• DIRECTIONS FOR THIS TASK
Using the listing below, extract each line that has the word "Angle" in it.

[START OF LISTING]

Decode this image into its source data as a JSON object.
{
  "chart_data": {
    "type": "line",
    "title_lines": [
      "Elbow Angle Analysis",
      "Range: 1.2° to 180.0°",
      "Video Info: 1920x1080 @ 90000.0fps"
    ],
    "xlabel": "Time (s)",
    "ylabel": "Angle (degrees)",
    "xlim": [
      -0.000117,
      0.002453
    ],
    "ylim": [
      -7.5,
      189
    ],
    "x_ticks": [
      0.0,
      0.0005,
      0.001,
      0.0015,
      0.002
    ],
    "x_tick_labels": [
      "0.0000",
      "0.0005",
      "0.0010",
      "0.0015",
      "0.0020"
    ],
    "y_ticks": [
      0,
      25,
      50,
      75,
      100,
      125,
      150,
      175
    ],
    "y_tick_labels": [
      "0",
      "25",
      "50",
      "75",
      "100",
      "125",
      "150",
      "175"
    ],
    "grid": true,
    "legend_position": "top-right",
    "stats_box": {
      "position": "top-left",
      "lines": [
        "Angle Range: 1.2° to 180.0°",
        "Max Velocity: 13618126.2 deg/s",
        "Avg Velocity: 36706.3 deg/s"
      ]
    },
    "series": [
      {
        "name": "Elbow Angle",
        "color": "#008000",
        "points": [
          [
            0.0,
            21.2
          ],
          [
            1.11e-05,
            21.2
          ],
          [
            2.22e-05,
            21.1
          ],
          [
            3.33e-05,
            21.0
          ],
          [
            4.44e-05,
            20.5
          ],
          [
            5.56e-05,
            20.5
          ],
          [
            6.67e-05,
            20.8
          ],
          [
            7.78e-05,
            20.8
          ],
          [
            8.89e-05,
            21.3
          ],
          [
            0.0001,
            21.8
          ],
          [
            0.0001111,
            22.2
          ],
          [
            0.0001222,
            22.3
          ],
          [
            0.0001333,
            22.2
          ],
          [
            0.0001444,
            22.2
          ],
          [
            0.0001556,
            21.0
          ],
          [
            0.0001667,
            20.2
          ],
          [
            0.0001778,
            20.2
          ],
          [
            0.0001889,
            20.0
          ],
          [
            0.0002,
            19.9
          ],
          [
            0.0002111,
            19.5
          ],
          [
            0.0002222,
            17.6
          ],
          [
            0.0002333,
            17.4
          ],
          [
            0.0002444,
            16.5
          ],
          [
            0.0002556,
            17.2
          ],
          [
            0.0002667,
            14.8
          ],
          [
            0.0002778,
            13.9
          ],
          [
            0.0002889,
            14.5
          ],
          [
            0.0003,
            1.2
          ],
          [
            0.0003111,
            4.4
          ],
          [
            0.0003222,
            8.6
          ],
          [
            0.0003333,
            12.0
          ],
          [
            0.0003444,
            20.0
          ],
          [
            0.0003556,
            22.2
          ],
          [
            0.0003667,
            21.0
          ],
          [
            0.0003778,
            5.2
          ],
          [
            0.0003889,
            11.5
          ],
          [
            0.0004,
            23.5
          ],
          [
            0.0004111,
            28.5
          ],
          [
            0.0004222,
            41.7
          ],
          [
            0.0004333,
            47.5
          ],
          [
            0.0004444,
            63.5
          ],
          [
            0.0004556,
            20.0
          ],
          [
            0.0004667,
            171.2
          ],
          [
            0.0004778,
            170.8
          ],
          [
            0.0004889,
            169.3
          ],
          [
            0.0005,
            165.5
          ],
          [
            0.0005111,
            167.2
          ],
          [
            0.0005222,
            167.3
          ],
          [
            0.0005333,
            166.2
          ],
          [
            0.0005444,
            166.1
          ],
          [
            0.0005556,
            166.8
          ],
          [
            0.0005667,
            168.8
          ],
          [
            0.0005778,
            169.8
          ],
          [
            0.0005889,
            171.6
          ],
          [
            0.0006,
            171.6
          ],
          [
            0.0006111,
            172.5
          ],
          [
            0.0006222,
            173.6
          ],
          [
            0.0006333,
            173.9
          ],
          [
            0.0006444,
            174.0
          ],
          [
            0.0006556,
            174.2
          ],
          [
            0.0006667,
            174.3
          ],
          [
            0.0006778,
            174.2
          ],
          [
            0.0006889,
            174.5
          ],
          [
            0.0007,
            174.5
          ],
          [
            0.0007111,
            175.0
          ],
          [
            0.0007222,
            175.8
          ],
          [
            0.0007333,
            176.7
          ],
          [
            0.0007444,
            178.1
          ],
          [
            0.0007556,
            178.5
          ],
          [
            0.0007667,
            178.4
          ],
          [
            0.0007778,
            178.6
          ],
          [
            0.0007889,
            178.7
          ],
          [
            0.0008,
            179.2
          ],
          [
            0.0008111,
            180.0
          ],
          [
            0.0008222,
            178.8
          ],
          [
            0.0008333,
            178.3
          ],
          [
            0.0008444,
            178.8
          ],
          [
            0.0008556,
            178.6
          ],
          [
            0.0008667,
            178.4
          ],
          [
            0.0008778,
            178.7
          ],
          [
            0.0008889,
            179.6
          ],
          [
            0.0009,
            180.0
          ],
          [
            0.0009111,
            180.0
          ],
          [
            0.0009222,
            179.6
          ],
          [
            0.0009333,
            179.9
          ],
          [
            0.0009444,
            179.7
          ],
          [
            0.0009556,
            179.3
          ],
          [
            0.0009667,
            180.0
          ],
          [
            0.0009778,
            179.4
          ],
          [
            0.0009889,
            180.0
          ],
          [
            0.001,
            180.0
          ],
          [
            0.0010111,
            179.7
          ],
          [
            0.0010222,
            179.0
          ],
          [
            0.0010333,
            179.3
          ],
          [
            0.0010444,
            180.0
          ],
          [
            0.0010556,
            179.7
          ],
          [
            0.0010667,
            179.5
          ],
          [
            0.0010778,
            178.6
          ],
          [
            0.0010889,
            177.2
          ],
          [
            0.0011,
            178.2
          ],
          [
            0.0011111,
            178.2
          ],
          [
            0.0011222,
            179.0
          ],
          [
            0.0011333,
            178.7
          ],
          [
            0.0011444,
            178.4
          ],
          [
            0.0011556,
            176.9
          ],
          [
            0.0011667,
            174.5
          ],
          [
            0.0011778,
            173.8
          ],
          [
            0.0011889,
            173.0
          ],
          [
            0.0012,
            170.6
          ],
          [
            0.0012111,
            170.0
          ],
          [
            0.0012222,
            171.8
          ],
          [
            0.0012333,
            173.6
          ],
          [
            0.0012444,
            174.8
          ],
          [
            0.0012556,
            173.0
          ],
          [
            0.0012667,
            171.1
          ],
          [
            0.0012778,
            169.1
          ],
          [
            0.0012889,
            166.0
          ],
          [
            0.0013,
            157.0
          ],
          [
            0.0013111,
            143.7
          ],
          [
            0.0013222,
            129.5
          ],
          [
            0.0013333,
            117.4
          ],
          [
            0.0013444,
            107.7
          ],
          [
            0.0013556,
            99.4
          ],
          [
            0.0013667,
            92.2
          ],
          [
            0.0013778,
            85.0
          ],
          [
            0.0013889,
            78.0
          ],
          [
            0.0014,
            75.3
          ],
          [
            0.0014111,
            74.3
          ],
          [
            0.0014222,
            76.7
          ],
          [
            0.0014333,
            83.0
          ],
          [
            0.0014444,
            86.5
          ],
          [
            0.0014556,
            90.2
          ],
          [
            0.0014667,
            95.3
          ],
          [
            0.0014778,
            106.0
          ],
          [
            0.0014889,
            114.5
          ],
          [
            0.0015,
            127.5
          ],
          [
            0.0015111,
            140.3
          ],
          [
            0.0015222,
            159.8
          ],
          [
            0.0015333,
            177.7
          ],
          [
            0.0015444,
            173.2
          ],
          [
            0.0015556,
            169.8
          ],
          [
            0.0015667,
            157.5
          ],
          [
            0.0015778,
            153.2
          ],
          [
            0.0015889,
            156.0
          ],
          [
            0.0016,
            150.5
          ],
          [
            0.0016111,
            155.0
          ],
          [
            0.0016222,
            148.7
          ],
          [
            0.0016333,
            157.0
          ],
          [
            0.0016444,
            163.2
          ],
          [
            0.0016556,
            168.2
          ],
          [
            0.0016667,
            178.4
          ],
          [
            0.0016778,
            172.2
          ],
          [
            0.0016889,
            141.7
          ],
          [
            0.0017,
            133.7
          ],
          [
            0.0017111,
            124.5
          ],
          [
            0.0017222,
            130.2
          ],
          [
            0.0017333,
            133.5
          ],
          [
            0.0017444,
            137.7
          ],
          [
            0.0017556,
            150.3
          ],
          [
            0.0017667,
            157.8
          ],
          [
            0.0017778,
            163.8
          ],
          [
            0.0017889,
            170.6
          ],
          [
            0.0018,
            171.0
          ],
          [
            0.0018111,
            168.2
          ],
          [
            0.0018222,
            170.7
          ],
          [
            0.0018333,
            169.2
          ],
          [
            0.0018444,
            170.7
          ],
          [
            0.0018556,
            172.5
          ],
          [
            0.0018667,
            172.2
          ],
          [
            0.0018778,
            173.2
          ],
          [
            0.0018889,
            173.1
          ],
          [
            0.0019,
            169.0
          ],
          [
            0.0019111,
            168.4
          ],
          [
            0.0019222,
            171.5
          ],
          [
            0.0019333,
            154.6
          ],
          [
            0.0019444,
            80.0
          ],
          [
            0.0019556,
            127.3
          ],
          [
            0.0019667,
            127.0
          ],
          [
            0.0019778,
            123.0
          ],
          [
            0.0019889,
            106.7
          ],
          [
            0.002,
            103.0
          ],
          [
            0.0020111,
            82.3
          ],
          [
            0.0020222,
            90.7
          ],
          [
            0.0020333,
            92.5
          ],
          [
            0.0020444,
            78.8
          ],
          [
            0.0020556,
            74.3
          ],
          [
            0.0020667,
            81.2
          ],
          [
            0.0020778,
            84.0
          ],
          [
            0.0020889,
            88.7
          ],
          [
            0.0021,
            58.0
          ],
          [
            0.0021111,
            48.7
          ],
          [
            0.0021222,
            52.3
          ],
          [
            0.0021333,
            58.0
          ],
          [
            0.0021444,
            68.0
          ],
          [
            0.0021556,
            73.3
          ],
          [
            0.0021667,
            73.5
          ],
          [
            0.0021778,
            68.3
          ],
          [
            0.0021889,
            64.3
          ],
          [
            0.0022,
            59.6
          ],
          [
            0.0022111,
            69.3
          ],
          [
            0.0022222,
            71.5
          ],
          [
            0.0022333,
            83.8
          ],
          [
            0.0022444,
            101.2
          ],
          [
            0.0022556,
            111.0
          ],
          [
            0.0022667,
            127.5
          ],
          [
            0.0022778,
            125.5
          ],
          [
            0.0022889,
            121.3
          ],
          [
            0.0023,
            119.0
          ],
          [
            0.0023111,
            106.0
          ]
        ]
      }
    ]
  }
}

[END OF LISTING]

• WRITTEN RESPONSE
      "Elbow Angle Analysis",
    "ylabel": "Angle (degrees)",
        "Angle Range: 1.2° to 180.0°",
        "name": "Elbow Angle",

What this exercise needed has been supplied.